[PROBLEM DESCRIPTION] Copy each line of the data below with the word "pari".

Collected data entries
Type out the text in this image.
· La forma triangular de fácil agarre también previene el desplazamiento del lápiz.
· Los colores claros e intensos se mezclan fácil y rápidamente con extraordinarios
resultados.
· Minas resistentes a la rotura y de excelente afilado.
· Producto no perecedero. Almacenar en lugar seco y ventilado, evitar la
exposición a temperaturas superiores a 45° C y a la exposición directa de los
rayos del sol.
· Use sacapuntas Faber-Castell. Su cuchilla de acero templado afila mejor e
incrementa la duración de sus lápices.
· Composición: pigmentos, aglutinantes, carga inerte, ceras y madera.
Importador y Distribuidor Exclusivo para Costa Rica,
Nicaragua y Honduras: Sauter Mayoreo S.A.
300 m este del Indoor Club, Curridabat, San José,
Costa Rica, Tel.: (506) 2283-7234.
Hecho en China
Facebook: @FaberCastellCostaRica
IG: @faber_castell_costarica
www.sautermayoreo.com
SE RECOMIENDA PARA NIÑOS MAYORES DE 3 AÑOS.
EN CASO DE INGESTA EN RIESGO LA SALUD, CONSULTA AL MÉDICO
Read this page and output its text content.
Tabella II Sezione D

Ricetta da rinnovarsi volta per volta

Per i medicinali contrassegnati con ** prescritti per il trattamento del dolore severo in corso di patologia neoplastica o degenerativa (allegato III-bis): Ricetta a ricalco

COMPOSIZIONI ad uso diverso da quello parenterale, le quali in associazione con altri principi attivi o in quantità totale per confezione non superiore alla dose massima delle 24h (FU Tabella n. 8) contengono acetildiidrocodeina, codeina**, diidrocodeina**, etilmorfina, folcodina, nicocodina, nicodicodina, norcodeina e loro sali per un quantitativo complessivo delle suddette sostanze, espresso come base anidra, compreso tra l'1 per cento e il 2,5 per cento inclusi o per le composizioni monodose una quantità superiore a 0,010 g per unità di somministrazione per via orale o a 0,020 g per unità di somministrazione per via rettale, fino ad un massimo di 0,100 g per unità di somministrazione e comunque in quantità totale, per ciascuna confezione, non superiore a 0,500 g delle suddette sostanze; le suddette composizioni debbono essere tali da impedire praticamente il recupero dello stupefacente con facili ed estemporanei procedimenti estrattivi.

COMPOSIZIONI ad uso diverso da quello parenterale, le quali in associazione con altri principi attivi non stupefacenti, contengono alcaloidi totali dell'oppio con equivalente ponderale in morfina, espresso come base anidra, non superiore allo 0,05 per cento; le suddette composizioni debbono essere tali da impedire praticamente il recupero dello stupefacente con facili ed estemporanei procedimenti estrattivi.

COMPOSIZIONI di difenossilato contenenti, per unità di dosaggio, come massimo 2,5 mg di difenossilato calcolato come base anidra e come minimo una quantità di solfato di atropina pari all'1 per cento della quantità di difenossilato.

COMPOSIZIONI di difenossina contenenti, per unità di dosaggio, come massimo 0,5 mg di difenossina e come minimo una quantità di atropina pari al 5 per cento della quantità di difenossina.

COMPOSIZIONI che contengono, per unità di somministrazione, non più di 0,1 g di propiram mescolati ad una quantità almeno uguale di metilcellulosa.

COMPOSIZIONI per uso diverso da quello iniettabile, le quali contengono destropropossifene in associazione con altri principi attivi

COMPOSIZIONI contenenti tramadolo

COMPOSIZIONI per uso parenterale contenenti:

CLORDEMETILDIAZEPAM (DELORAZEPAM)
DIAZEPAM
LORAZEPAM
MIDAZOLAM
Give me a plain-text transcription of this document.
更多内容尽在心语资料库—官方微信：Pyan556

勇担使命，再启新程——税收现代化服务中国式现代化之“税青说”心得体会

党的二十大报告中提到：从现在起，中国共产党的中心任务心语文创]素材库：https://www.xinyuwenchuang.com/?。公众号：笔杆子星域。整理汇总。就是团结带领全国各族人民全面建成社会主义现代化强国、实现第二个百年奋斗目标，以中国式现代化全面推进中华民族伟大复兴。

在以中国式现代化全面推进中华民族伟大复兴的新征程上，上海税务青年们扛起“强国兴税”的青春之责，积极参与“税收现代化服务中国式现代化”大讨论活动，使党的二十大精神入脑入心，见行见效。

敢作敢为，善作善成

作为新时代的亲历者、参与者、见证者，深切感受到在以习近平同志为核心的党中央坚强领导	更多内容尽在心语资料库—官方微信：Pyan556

[RESULT OF THE TASK]
COMPOSIZIONI di difenossilato contenenti, per unità di dosaggio, come massimo 2,5 mg di difenossilato calcolato come base anidra e come minimo una quantità di solfato di atropina pari all'1 per cento della quantità di difenossilato.
COMPOSIZIONI di difenossina contenenti, per unità di dosaggio, come massimo 0,5 mg di difenossina e come minimo una quantità di atropina pari al 5 per cento della quantità di difenossina.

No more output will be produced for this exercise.